Requirement >> Using the data below, copy each line that includes the word "protoctistas".

Material to process >>
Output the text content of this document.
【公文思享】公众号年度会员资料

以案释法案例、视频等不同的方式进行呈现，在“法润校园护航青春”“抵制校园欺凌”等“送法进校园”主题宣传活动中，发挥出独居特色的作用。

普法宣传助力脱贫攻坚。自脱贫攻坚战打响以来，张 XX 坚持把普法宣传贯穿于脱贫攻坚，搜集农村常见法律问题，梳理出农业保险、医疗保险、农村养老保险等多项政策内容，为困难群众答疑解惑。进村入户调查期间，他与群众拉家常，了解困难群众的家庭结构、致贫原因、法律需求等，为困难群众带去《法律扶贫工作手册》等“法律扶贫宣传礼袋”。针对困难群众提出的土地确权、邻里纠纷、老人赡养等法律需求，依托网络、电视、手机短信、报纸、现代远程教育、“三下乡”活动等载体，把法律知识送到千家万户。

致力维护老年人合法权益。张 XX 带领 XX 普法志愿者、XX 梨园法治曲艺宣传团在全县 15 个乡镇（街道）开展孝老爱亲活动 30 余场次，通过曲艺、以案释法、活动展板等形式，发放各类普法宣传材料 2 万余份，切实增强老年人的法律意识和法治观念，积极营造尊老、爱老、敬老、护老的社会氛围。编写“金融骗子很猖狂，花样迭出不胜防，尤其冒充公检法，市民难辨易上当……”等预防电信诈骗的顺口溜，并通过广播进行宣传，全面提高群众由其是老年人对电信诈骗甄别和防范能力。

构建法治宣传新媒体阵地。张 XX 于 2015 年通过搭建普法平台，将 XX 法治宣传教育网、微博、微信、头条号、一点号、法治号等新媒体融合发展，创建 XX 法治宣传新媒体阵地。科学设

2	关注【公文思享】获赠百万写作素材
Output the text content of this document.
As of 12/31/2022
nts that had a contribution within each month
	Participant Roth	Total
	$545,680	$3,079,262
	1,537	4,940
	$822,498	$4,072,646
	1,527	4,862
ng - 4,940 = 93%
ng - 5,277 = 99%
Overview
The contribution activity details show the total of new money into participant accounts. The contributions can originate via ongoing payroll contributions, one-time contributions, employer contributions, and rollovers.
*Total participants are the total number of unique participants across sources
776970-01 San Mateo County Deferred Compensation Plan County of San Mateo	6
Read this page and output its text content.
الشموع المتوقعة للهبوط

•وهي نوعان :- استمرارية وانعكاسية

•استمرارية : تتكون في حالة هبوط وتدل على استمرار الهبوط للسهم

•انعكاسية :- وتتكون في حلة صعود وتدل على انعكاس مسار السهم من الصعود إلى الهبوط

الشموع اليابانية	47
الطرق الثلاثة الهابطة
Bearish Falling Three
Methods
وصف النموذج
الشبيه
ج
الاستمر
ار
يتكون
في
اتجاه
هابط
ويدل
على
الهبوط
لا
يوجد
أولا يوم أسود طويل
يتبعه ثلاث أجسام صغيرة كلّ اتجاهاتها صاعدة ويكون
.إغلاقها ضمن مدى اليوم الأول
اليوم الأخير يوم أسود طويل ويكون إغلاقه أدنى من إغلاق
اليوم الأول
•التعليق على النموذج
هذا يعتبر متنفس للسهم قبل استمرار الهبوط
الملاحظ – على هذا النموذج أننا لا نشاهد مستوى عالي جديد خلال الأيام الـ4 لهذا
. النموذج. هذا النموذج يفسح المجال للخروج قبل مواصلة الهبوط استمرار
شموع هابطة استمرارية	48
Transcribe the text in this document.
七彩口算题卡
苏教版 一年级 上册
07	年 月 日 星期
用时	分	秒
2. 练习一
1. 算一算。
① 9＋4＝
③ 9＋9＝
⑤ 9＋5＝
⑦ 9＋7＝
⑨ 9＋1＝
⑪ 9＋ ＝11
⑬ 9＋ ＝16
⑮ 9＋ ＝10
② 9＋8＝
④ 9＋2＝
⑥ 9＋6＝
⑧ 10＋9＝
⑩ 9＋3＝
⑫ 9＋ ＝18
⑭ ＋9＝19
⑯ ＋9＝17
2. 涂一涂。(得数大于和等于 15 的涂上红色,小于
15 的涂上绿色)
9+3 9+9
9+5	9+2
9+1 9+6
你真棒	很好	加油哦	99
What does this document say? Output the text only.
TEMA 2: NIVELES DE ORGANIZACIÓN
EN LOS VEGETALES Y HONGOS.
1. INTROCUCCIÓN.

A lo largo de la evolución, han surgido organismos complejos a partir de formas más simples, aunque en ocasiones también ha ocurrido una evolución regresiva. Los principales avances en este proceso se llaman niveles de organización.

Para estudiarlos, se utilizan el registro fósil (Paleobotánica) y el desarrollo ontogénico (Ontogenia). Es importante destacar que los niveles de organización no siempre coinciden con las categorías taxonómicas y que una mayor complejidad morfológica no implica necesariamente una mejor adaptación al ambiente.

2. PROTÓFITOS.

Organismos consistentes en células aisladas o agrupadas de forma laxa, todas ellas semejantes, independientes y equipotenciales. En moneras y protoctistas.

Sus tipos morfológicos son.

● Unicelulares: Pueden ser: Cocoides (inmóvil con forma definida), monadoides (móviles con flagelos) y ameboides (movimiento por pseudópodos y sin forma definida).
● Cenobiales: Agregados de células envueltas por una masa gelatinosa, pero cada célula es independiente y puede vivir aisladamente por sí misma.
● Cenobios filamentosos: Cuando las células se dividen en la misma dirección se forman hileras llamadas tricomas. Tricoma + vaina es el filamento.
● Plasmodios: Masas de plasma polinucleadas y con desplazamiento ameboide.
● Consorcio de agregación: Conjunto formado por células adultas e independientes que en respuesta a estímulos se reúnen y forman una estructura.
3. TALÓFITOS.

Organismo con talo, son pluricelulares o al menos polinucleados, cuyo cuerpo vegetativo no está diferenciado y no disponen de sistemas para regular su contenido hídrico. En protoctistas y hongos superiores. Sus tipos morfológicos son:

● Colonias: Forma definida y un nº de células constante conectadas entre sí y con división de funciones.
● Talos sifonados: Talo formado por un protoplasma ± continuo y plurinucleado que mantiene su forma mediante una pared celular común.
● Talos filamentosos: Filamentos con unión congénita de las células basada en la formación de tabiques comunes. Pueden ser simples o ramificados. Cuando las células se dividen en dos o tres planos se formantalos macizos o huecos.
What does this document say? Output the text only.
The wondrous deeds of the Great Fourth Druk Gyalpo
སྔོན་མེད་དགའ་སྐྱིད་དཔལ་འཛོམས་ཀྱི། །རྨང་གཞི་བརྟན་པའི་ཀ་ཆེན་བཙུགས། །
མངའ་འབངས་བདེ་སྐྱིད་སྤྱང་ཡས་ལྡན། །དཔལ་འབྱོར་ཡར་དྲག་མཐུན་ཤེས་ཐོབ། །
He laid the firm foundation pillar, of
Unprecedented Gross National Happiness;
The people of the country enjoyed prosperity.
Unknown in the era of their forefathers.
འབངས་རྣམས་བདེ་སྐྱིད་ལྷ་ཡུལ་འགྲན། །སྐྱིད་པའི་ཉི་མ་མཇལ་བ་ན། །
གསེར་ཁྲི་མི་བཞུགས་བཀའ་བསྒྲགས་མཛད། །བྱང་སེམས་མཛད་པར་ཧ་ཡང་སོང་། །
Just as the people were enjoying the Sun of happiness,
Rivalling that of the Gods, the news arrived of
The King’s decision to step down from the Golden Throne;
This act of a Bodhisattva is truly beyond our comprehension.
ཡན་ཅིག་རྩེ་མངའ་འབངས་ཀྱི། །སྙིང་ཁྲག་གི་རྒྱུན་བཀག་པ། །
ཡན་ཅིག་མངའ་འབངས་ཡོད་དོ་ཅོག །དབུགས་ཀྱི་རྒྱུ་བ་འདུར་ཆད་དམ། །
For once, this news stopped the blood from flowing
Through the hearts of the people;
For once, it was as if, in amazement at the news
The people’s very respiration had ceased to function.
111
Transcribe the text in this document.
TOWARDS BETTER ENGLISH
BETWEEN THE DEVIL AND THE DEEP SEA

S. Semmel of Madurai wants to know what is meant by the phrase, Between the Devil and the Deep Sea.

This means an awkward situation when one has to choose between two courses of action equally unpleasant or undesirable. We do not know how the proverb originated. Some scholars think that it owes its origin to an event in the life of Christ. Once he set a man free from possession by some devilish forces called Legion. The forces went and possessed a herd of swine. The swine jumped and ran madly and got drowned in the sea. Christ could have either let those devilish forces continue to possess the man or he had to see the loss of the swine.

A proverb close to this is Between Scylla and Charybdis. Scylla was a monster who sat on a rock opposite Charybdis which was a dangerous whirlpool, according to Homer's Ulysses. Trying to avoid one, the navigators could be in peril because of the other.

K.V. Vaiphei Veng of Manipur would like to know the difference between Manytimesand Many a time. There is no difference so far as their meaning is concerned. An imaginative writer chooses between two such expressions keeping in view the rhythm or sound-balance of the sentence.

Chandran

Written response >>
Organismos consistentes en células aisladas o agrupadas de forma laxa, todas ellas semejantes, independientes y equipotenciales. En moneras y protoctistas.
Organismo con talo, son pluricelulares o al menos polinucleados, cuyo cuerpo vegetativo no está diferenciado y no disponen de sistemas para regular su contenido hídrico. En protoctistas y hongos superiores. Sus tipos morfológicos son:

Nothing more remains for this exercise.